◆ **Work to do**
Copy every record below exactly.

Collection entries
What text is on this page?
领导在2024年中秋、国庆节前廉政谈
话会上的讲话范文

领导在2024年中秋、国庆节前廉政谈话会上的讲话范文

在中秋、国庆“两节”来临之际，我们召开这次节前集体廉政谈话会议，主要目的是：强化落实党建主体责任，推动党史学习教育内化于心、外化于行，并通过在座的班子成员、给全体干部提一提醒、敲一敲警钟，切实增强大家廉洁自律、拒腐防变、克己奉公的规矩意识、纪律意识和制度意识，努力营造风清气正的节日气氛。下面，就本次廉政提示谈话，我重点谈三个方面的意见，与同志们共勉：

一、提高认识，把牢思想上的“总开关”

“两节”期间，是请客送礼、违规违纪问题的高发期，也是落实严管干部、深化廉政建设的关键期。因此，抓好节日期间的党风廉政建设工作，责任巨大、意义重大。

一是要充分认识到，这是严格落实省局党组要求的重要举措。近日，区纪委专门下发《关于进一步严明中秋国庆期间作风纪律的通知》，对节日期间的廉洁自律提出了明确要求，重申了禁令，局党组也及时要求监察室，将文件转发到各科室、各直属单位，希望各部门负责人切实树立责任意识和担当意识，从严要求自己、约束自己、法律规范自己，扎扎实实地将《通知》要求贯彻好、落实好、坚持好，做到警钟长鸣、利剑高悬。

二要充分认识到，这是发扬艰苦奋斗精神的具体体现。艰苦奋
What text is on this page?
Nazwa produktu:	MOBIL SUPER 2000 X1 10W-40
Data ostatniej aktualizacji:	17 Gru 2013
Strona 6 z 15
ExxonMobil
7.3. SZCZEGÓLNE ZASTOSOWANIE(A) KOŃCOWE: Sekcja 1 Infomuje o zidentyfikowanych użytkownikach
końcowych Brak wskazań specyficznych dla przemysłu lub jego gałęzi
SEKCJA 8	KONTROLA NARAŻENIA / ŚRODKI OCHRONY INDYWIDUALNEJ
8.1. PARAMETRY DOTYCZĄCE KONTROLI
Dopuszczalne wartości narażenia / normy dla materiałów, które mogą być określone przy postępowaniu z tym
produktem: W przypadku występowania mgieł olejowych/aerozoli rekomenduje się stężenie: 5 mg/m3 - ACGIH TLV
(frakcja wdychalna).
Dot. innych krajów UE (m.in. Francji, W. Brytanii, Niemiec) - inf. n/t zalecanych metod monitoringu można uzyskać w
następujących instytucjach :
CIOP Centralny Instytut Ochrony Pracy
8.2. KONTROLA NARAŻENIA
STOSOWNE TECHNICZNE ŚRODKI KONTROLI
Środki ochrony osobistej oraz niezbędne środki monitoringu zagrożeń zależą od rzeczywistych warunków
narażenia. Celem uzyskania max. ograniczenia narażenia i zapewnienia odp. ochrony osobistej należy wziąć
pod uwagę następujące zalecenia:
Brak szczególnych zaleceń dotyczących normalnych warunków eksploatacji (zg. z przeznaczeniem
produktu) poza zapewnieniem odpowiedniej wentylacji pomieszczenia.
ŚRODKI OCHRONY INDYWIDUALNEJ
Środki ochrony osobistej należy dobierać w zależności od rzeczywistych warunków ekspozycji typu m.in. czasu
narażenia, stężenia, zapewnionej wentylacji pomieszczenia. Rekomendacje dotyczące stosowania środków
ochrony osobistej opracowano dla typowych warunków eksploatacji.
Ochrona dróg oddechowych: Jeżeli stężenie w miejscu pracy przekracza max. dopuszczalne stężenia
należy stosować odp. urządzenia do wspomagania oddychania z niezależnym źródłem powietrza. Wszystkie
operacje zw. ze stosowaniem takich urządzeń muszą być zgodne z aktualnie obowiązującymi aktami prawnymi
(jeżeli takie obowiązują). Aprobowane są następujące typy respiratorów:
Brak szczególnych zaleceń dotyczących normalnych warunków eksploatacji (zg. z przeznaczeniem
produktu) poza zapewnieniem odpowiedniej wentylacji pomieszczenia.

◆ **Task result**
What text is on this page?
领导在2024年中秋、国庆节前廉政谈
话会上的讲话范文

领导在2024年中秋、国庆节前廉政谈话会上的讲话范文

在中秋、国庆“两节”来临之际，我们召开这次节前集体廉政谈话会议，主要目的是：强化落实党建主体责任，推动党史学习教育内化于心、外化于行，并通过在座的班子成员、给全体干部提一提醒、敲一敲警钟，切实增强大家廉洁自律、拒腐防变、克己奉公的规矩意识、纪律意识和制度意识，努力营造风清气正的节日气氛。下面，就本次廉政提示谈话，我重点谈三个方面的意见，与同志们共勉：

一、提高认识，把牢思想上的“总开关”

“两节”期间，是请客送礼、违规违纪问题的高发期，也是落实严管干部、深化廉政建设的关键期。因此，抓好节日期间的党风廉政建设工作，责任巨大、意义重大。

一是要充分认识到，这是严格落实省局党组要求的重要举措。近日，区纪委专门下发《关于进一步严明中秋国庆期间作风纪律的通知》，对节日期间的廉洁自律提出了明确要求，重申了禁令，局党组也及时要求监察室，将文件转发到各科室、各直属单位，希望各部门负责人切实树立责任意识和担当意识，从严要求自己、约束自己、法律规范自己，扎扎实实地将《通知》要求贯彻好、落实好、坚持好，做到警钟长鸣、利剑高悬。

二要充分认识到，这是发扬艰苦奋斗精神的具体体现。艰苦奋
What text is on this page?
Nazwa produktu:	MOBIL SUPER 2000 X1 10W-40
Data ostatniej aktualizacji:	17 Gru 2013
Strona 6 z 15
ExxonMobil
7.3. SZCZEGÓLNE ZASTOSOWANIE(A) KOŃCOWE: Sekcja 1 Infomuje o zidentyfikowanych użytkownikach
końcowych Brak wskazań specyficznych dla przemysłu lub jego gałęzi
SEKCJA 8	KONTROLA NARAŻENIA / ŚRODKI OCHRONY INDYWIDUALNEJ
8.1. PARAMETRY DOTYCZĄCE KONTROLI
Dopuszczalne wartości narażenia / normy dla materiałów, które mogą być określone przy postępowaniu z tym
produktem: W przypadku występowania mgieł olejowych/aerozoli rekomenduje się stężenie: 5 mg/m3 - ACGIH TLV
(frakcja wdychalna).
Dot. innych krajów UE (m.in. Francji, W. Brytanii, Niemiec) - inf. n/t zalecanych metod monitoringu można uzyskać w
następujących instytucjach :
CIOP Centralny Instytut Ochrony Pracy
8.2. KONTROLA NARAŻENIA
STOSOWNE TECHNICZNE ŚRODKI KONTROLI
Środki ochrony osobistej oraz niezbędne środki monitoringu zagrożeń zależą od rzeczywistych warunków
narażenia. Celem uzyskania max. ograniczenia narażenia i zapewnienia odp. ochrony osobistej należy wziąć
pod uwagę następujące zalecenia:
Brak szczególnych zaleceń dotyczących normalnych warunków eksploatacji (zg. z przeznaczeniem
produktu) poza zapewnieniem odpowiedniej wentylacji pomieszczenia.
ŚRODKI OCHRONY INDYWIDUALNEJ
Środki ochrony osobistej należy dobierać w zależności od rzeczywistych warunków ekspozycji typu m.in. czasu
narażenia, stężenia, zapewnionej wentylacji pomieszczenia. Rekomendacje dotyczące stosowania środków
ochrony osobistej opracowano dla typowych warunków eksploatacji.
Ochrona dróg oddechowych: Jeżeli stężenie w miejscu pracy przekracza max. dopuszczalne stężenia
należy stosować odp. urządzenia do wspomagania oddychania z niezależnym źródłem powietrza. Wszystkie
operacje zw. ze stosowaniem takich urządzeń muszą być zgodne z aktualnie obowiązującymi aktami prawnymi
(jeżeli takie obowiązują). Aprobowane są następujące typy respiratorów:
Brak szczególnych zaleceń dotyczących normalnych warunków eksploatacji (zg. z przeznaczeniem
produktu) poza zapewnieniem odpowiedniej wentylacji pomieszczenia.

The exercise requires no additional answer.